= What to produce =
Go through the entries and count the lines with the string "excavated" in them. Give only that number.
┌─ Available records
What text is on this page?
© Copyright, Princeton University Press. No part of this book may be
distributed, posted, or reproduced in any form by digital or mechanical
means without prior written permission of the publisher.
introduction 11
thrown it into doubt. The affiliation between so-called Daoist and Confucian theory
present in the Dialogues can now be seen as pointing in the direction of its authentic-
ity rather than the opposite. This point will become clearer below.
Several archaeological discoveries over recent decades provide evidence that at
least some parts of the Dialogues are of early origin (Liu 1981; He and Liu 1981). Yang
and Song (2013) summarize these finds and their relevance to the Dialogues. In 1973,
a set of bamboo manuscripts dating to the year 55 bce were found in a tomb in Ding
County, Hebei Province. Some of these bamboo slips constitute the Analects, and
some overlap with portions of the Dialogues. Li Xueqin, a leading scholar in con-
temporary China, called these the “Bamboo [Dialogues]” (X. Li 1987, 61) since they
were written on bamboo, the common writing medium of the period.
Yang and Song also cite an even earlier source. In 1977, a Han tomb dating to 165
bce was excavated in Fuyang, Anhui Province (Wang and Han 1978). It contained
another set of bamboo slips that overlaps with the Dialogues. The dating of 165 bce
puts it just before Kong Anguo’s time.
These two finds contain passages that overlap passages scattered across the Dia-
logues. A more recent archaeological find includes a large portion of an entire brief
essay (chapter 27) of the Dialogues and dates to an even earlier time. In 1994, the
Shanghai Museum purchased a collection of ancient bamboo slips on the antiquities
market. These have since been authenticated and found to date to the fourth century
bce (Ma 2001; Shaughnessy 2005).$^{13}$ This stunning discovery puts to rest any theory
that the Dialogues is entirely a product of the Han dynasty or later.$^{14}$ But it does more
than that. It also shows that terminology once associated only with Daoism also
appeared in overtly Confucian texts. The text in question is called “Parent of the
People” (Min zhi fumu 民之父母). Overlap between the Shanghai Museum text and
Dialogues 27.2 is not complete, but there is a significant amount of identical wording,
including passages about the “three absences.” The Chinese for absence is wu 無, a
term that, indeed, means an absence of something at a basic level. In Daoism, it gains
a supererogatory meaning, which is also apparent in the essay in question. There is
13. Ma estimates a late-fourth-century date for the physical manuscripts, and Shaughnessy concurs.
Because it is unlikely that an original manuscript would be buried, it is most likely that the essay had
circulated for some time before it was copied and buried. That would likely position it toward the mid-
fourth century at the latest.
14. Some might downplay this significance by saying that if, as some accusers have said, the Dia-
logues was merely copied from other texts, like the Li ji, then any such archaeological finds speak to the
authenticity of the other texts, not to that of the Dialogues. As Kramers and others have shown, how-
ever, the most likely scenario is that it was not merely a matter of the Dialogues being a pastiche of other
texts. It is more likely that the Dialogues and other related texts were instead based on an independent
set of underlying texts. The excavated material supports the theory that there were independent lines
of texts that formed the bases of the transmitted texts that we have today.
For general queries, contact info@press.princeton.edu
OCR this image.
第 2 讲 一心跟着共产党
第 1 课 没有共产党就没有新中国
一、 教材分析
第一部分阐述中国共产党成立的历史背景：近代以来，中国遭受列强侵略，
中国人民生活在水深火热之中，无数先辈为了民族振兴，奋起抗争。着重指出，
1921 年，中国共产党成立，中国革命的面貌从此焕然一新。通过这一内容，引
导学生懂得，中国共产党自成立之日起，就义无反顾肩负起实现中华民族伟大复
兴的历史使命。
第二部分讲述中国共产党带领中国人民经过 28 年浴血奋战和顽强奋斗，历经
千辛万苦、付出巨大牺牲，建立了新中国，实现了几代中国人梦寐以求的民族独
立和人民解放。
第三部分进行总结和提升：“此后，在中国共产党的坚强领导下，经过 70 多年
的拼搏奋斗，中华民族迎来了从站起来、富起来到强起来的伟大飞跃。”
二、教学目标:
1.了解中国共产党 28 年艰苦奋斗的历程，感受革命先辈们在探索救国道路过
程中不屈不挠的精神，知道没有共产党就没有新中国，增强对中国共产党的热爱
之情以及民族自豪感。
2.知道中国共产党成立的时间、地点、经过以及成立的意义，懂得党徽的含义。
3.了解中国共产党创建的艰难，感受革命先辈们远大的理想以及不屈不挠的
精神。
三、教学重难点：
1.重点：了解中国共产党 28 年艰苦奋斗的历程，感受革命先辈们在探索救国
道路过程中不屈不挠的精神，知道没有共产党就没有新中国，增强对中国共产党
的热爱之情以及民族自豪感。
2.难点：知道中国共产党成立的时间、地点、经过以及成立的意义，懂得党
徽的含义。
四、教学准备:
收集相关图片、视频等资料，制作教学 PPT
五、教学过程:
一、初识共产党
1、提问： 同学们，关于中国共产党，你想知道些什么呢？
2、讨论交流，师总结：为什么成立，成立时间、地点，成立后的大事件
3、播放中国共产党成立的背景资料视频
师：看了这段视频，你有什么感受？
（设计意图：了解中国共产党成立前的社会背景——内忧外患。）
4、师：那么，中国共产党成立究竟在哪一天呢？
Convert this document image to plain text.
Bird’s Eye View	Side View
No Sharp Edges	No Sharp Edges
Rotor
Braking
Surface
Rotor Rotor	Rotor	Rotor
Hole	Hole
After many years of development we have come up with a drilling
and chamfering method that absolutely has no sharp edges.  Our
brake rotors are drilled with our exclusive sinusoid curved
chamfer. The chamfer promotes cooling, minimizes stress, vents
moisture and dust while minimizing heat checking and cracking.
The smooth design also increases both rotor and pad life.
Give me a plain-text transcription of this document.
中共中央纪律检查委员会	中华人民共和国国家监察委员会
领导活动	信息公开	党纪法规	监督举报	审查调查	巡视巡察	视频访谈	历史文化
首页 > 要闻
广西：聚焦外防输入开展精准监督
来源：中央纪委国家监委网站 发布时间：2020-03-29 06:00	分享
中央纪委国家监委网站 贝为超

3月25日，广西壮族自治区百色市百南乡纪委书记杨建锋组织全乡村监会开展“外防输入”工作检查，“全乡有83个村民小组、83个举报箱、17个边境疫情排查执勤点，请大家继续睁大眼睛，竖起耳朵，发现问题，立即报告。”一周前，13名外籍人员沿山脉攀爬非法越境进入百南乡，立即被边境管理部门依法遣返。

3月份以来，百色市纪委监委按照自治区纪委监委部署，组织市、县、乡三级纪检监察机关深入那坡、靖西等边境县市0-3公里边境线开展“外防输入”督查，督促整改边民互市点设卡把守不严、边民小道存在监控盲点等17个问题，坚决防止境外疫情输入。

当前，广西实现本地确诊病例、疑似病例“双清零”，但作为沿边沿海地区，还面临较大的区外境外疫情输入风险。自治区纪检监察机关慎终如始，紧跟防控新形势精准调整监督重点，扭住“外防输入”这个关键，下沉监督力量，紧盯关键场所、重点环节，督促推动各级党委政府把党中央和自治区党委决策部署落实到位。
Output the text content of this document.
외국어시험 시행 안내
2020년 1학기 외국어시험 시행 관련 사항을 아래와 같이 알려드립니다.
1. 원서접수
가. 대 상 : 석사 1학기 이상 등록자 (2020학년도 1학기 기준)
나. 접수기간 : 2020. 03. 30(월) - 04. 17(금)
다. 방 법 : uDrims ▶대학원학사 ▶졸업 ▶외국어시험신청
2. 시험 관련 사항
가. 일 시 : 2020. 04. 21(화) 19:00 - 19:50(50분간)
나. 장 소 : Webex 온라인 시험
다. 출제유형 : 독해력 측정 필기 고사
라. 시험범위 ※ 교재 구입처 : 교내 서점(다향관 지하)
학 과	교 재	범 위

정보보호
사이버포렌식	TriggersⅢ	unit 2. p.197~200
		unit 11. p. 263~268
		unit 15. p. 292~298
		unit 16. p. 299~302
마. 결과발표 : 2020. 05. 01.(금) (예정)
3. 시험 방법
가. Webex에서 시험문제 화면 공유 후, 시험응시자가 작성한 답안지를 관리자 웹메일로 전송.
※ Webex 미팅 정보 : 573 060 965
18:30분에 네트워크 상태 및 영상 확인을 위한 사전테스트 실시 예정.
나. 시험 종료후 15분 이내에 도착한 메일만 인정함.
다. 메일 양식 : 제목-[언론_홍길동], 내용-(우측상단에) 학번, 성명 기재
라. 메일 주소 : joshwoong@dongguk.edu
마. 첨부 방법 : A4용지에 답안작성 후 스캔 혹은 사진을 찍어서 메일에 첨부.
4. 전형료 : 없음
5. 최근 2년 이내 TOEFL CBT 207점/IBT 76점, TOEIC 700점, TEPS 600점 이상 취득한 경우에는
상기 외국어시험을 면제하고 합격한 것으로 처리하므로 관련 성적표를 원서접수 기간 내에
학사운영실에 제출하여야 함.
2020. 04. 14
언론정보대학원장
└─
= Response to the task =
2